**Work to be completed:**
Count the lines below that contain the word "surface" and give only that number.

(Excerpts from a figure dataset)
* Start *
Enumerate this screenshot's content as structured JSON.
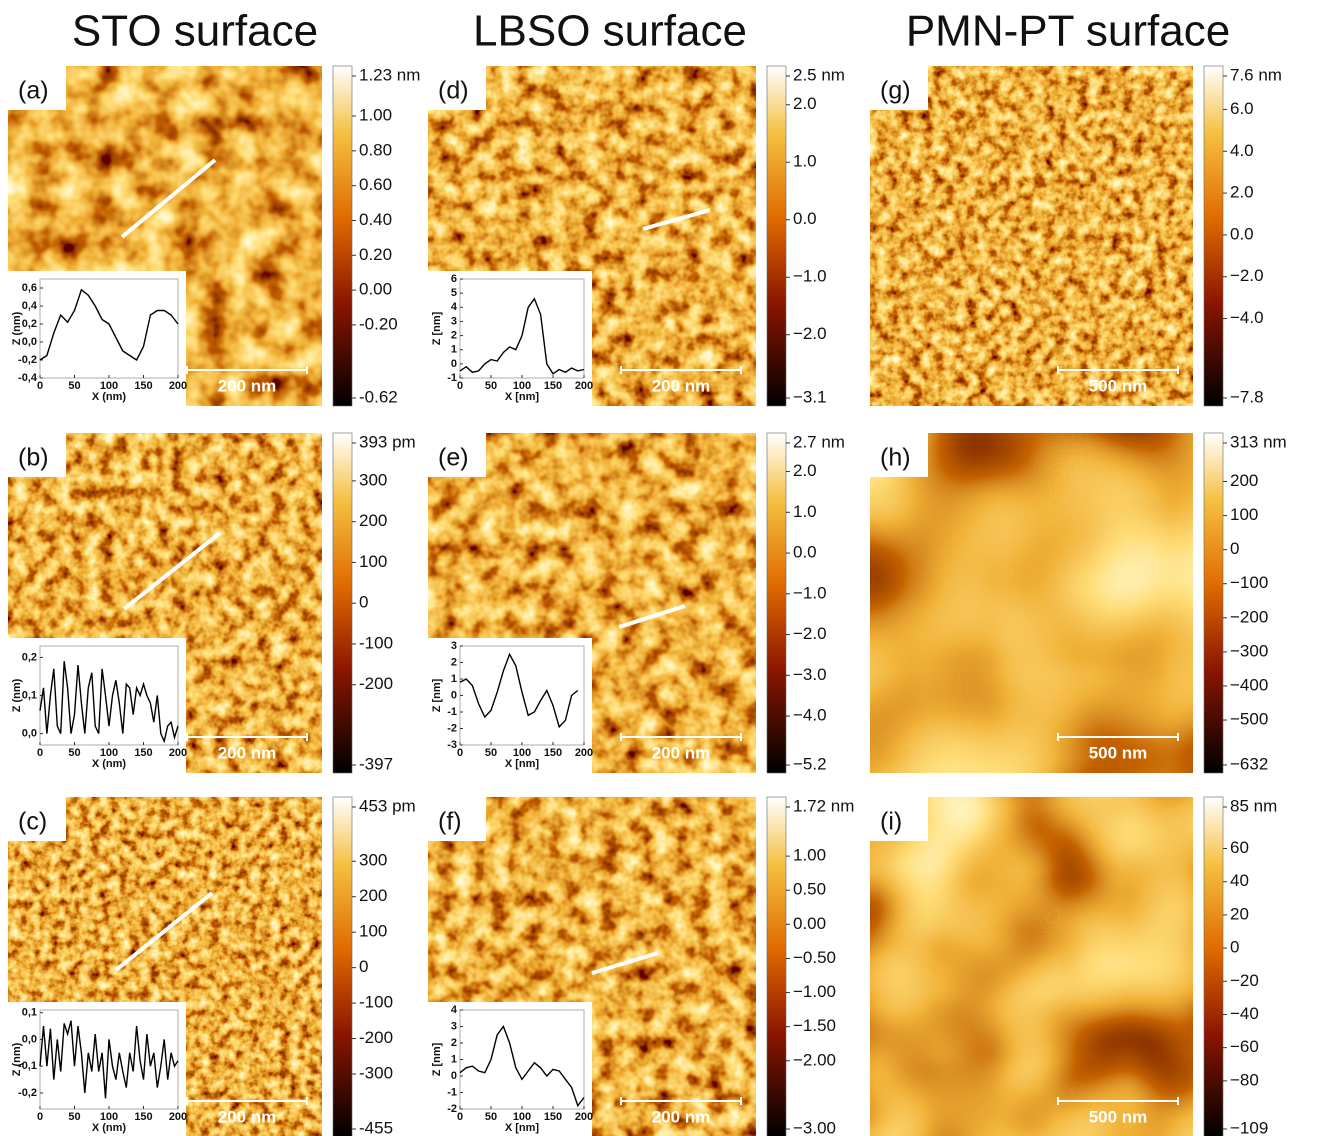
{
  "titles": [
    "STO surface",
    "LBSO surface",
    "PMN-PT surface"
  ],
  "panels": [
    {
      "label": "(a)",
      "scale_bar": "200 nm",
      "colorbar": {
        "ticks": [
          {
            "value": 1.23,
            "label": "1.23 nm"
          },
          {
            "value": 1.0,
            "label": "1.00"
          },
          {
            "value": 0.8,
            "label": "0.80"
          },
          {
            "value": 0.6,
            "label": "0.60"
          },
          {
            "value": 0.4,
            "label": "0.40"
          },
          {
            "value": 0.2,
            "label": "0.20"
          },
          {
            "value": 0,
            "label": "0.00"
          },
          {
            "value": -0.2,
            "label": "-0.20"
          },
          {
            "value": -0.62,
            "label": "-0.62"
          }
        ]
      },
      "inset": {
        "xlabel": "X (nm)",
        "ylabel": "Z (nm)",
        "xlim": [
          0,
          200
        ],
        "ylim": [
          -0.4,
          0.7
        ],
        "xticks": [
          0,
          50,
          100,
          150,
          200
        ],
        "yticks": [
          {
            "value": -0.4,
            "label": "-0,4"
          },
          {
            "value": -0.2,
            "label": "-0,2"
          },
          {
            "value": 0,
            "label": "0,0"
          },
          {
            "value": 0.2,
            "label": "0,2"
          },
          {
            "value": 0.4,
            "label": "0,4"
          },
          {
            "value": 0.6,
            "label": "0,6"
          }
        ],
        "x": [
          0,
          10,
          20,
          30,
          40,
          50,
          60,
          70,
          80,
          90,
          100,
          110,
          120,
          130,
          140,
          150,
          160,
          170,
          180,
          190,
          200
        ],
        "z": [
          -0.2,
          -0.15,
          0.1,
          0.3,
          0.22,
          0.35,
          0.58,
          0.52,
          0.4,
          0.25,
          0.2,
          0.05,
          -0.1,
          -0.15,
          -0.2,
          -0.05,
          0.3,
          0.35,
          0.35,
          0.3,
          0.2
        ]
      }
    },
    {
      "label": "(b)",
      "scale_bar": "200 nm",
      "colorbar": {
        "ticks": [
          {
            "value": 393,
            "label": "393 pm"
          },
          300,
          200,
          100,
          0,
          {
            "value": -100,
            "label": "-100"
          },
          {
            "value": -200,
            "label": "-200"
          },
          {
            "value": -397,
            "label": "-397"
          }
        ]
      },
      "inset": {
        "xlabel": "X (nm)",
        "ylabel": "Z (nm)",
        "xlim": [
          0,
          200
        ],
        "ylim": [
          -0.03,
          0.23
        ],
        "xticks": [
          0,
          50,
          100,
          150,
          200
        ],
        "yticks": [
          {
            "value": 0,
            "label": "0,0"
          },
          {
            "value": 0.1,
            "label": "0,1"
          },
          {
            "value": 0.2,
            "label": "0,2"
          }
        ],
        "x": [
          0,
          5,
          10,
          15,
          20,
          25,
          30,
          35,
          40,
          45,
          50,
          55,
          60,
          65,
          70,
          75,
          80,
          85,
          90,
          95,
          100,
          105,
          110,
          115,
          120,
          125,
          130,
          135,
          140,
          145,
          150,
          155,
          160,
          165,
          170,
          175,
          180,
          185,
          190,
          195,
          200
        ],
        "z": [
          0.06,
          0.12,
          0.0,
          0.1,
          0.17,
          0.02,
          0.0,
          0.19,
          0.12,
          0.0,
          0.05,
          0.18,
          0.08,
          0.0,
          0.12,
          0.16,
          0.02,
          0.0,
          0.17,
          0.1,
          0.02,
          0.1,
          0.14,
          0.08,
          0.0,
          0.13,
          0.12,
          0.05,
          0.12,
          0.1,
          0.13,
          0.1,
          0.08,
          0.03,
          0.1,
          0.0,
          -0.02,
          0.02,
          0.03,
          -0.01,
          0.02
        ]
      }
    },
    {
      "label": "(c)",
      "scale_bar": "200 nm",
      "colorbar": {
        "ticks": [
          {
            "value": 453,
            "label": "453 pm"
          },
          300,
          200,
          100,
          0,
          {
            "value": -100,
            "label": "-100"
          },
          {
            "value": -200,
            "label": "-200"
          },
          {
            "value": -300,
            "label": "-300"
          },
          {
            "value": -455,
            "label": "-455"
          }
        ]
      },
      "inset": {
        "xlabel": "X (nm)",
        "ylabel": "Z (nm)",
        "xlim": [
          0,
          200
        ],
        "ylim": [
          -0.26,
          0.11
        ],
        "xticks": [
          0,
          50,
          100,
          150,
          200
        ],
        "yticks": [
          {
            "value": -0.2,
            "label": "-0,2"
          },
          {
            "value": -0.1,
            "label": "-0,1"
          },
          {
            "value": 0,
            "label": "0,0"
          },
          {
            "value": 0.1,
            "label": "0,1"
          }
        ],
        "x": [
          0,
          5,
          10,
          15,
          20,
          25,
          30,
          35,
          40,
          45,
          50,
          55,
          60,
          65,
          70,
          75,
          80,
          85,
          90,
          95,
          100,
          105,
          110,
          115,
          120,
          125,
          130,
          135,
          140,
          145,
          150,
          155,
          160,
          165,
          170,
          175,
          180,
          185,
          190,
          195,
          200
        ],
        "z": [
          -0.1,
          0.05,
          -0.1,
          0.04,
          -0.15,
          0.0,
          -0.12,
          0.06,
          0.02,
          0.07,
          -0.1,
          0.05,
          -0.05,
          -0.2,
          -0.05,
          -0.12,
          0.02,
          -0.12,
          -0.05,
          -0.22,
          0.0,
          -0.1,
          -0.15,
          -0.05,
          -0.12,
          -0.18,
          -0.05,
          -0.12,
          0.05,
          -0.08,
          -0.15,
          0.02,
          -0.1,
          -0.05,
          -0.18,
          -0.1,
          0.0,
          -0.15,
          -0.05,
          -0.1,
          -0.08
        ]
      }
    },
    {
      "label": "(d)",
      "scale_bar": "200 nm",
      "colorbar": {
        "ticks": [
          {
            "value": 2.5,
            "label": "2.5 nm"
          },
          {
            "value": 2.0,
            "label": "2.0"
          },
          {
            "value": 1.0,
            "label": "1.0"
          },
          {
            "value": 0,
            "label": "0.0"
          },
          {
            "value": -1.0,
            "label": "−1.0"
          },
          {
            "value": -2.0,
            "label": "−2.0"
          },
          {
            "value": -3.1,
            "label": "−3.1"
          }
        ]
      },
      "inset": {
        "xlabel": "X [nm]",
        "ylabel": "Z [nm]",
        "xlim": [
          0,
          200
        ],
        "ylim": [
          -1,
          6
        ],
        "xticks": [
          0,
          50,
          100,
          150,
          200
        ],
        "yticks": [
          -1,
          0,
          1,
          2,
          3,
          4,
          5,
          6
        ],
        "x": [
          0,
          10,
          20,
          30,
          40,
          50,
          60,
          70,
          80,
          90,
          100,
          110,
          120,
          130,
          140,
          150,
          160,
          170,
          180,
          190,
          200
        ],
        "z": [
          -0.5,
          -0.2,
          -0.6,
          -0.5,
          0.0,
          0.3,
          0.2,
          0.8,
          1.2,
          1.0,
          2.0,
          4.0,
          4.6,
          3.5,
          0.0,
          -0.7,
          -0.4,
          -0.6,
          -0.3,
          -0.5,
          -0.4
        ]
      }
    },
    {
      "label": "(e)",
      "scale_bar": "200 nm",
      "colorbar": {
        "ticks": [
          {
            "value": 2.7,
            "label": "2.7 nm"
          },
          {
            "value": 2.0,
            "label": "2.0"
          },
          {
            "value": 1.0,
            "label": "1.0"
          },
          {
            "value": 0,
            "label": "0.0"
          },
          {
            "value": -1.0,
            "label": "−1.0"
          },
          {
            "value": -2.0,
            "label": "−2.0"
          },
          {
            "value": -3.0,
            "label": "−3.0"
          },
          {
            "value": -4.0,
            "label": "−4.0"
          },
          {
            "value": -5.2,
            "label": "−5.2"
          }
        ]
      },
      "inset": {
        "xlabel": "X [nm]",
        "ylabel": "Z [nm]",
        "xlim": [
          0,
          200
        ],
        "ylim": [
          -3,
          3
        ],
        "xticks": [
          0,
          50,
          100,
          150,
          200
        ],
        "yticks": [
          -3,
          -2,
          -1,
          0,
          1,
          2,
          3
        ],
        "x": [
          0,
          10,
          20,
          30,
          40,
          50,
          60,
          70,
          80,
          90,
          100,
          110,
          120,
          130,
          140,
          150,
          160,
          170,
          180,
          190
        ],
        "z": [
          0.8,
          1.0,
          0.6,
          -0.5,
          -1.3,
          -0.9,
          0.2,
          1.5,
          2.5,
          1.8,
          0.2,
          -1.2,
          -1.0,
          -0.3,
          0.3,
          -0.6,
          -1.9,
          -1.5,
          0.0,
          0.3
        ]
      }
    },
    {
      "label": "(f)",
      "scale_bar": "200 nm",
      "colorbar": {
        "ticks": [
          {
            "value": 1.72,
            "label": "1.72 nm"
          },
          {
            "value": 1.0,
            "label": "1.00"
          },
          {
            "value": 0.5,
            "label": "0.50"
          },
          {
            "value": 0,
            "label": "0.00"
          },
          {
            "value": -0.5,
            "label": "−0.50"
          },
          {
            "value": -1.0,
            "label": "−1.00"
          },
          {
            "value": -1.5,
            "label": "−1.50"
          },
          {
            "value": -2.0,
            "label": "−2.00"
          },
          {
            "value": -3.0,
            "label": "−3.00"
          }
        ]
      },
      "inset": {
        "xlabel": "X [nm]",
        "ylabel": "Z [nm]",
        "xlim": [
          0,
          200
        ],
        "ylim": [
          -2,
          4
        ],
        "xticks": [
          0,
          50,
          100,
          150,
          200
        ],
        "yticks": [
          -2,
          -1,
          0,
          1,
          2,
          3,
          4
        ],
        "x": [
          0,
          10,
          20,
          30,
          40,
          50,
          60,
          70,
          80,
          90,
          100,
          110,
          120,
          130,
          140,
          150,
          160,
          170,
          180,
          190,
          200
        ],
        "z": [
          0.2,
          0.5,
          0.6,
          0.3,
          0.2,
          1.0,
          2.5,
          3.0,
          2.0,
          0.5,
          -0.2,
          0.3,
          0.8,
          0.5,
          0.0,
          0.4,
          0.3,
          -0.2,
          -0.7,
          -1.8,
          -1.3
        ]
      }
    },
    {
      "label": "(g)",
      "scale_bar": "500 nm",
      "colorbar": {
        "ticks": [
          {
            "value": 7.6,
            "label": "7.6 nm"
          },
          {
            "value": 6.0,
            "label": "6.0"
          },
          {
            "value": 4.0,
            "label": "4.0"
          },
          {
            "value": 2.0,
            "label": "2.0"
          },
          {
            "value": 0,
            "label": "0.0"
          },
          {
            "value": -2.0,
            "label": "−2.0"
          },
          {
            "value": -4.0,
            "label": "−4.0"
          },
          {
            "value": -7.8,
            "label": "−7.8"
          }
        ]
      }
    },
    {
      "label": "(h)",
      "scale_bar": "500 nm",
      "colorbar": {
        "ticks": [
          {
            "value": 313,
            "label": "313 nm"
          },
          200,
          100,
          0,
          {
            "value": -100,
            "label": "−100"
          },
          {
            "value": -200,
            "label": "−200"
          },
          {
            "value": -300,
            "label": "−300"
          },
          {
            "value": -400,
            "label": "−400"
          },
          {
            "value": -500,
            "label": "−500"
          },
          {
            "value": -632,
            "label": "−632"
          }
        ]
      }
    },
    {
      "label": "(i)",
      "scale_bar": "500 nm",
      "colorbar": {
        "ticks": [
          {
            "value": 85,
            "label": "85 nm"
          },
          60,
          40,
          20,
          0,
          {
            "value": -20,
            "label": "−20"
          },
          {
            "value": -40,
            "label": "−40"
          },
          {
            "value": -60,
            "label": "−60"
          },
          {
            "value": -80,
            "label": "−80"
          },
          {
            "value": -109,
            "label": "−109"
          }
        ]
      }
    }
  ]
}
* End *
**Answer to the task:**
3